§ **Short task**: Below are records; count the lines that contain "EPEG" and give only the total.

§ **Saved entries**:
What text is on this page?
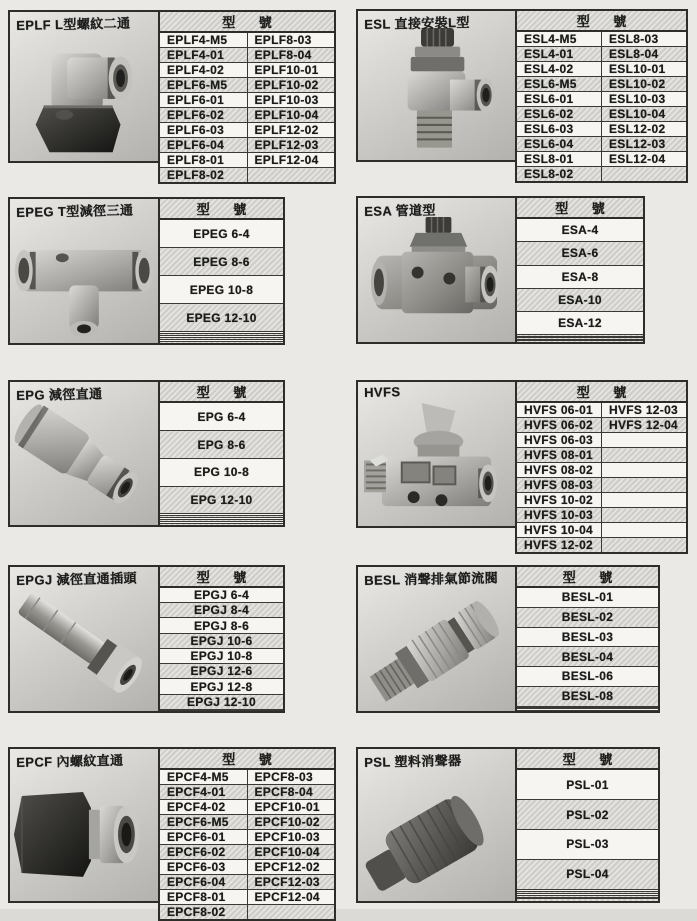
EPLF L型螺紋二通	型 號	
EPLF4-M5	EPLF8-03
EPLF4-01	EPLF8-04
EPLF4-02	EPLF10-01
EPLF6-M5	EPLF10-02
EPLF6-01	EPLF10-03
EPLF6-02	EPLF10-04
EPLF6-03	EPLF12-02
EPLF6-04	EPLF12-03
EPLF8-01	EPLF12-04
EPLF8-02	
ESL 直接安裝L型	型 號	
ESL4-M5	ESL8-03
ESL4-01	ESL8-04
ESL4-02	ESL10-01
ESL6-M5	ESL10-02
ESL6-01	ESL10-03
ESL6-02	ESL10-04
ESL6-03	ESL12-02
ESL6-04	ESL12-03
ESL8-01	ESL12-04
ESL8-02	
EPEG T型減徑三通	型 號
EPEG 6-4
EPEG 8-6
EPEG 10-8
EPEG 12-10

ESA 管道型	型 號
ESA-4
ESA-6
ESA-8
ESA-10
ESA-12

EPG 減徑直通	型 號
EPG 6-4
EPG 8-6
EPG 10-8
EPG 12-10

HVFS	型 號	
HVFS 06-01	HVFS 12-03
HVFS 06-02	HVFS 12-04
HVFS 06-03	
HVFS 08-01	
HVFS 08-02	
HVFS 08-03	
HVFS 10-02	
HVFS 10-03	
HVFS 10-04	
HVFS 12-02	
EPGJ 減徑直通插頭	型 號
EPGJ 6-4
EPGJ 8-4
EPGJ 8-6
EPGJ 10-6
EPGJ 10-8
EPGJ 12-6
EPGJ 12-8
EPGJ 12-10

BESL 消聲排氣節流閥	型 號
BESL-01
BESL-02
BESL-03
BESL-04
BESL-06
BESL-08

EPCF 內螺紋直通	型 號	
EPCF4-M5	EPCF8-03
EPCF4-01	EPCF8-04
EPCF4-02	EPCF10-01
EPCF6-M5	EPCF10-02
EPCF6-01	EPCF10-03
EPCF6-02	EPCF10-04
EPCF6-03	EPCF12-02
EPCF6-04	EPCF12-03
EPCF8-01	EPCF12-04
EPCF8-02	
PSL 塑料消聲器	型 號
PSL-01
PSL-02
PSL-03
PSL-04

§ **Task answer**: 5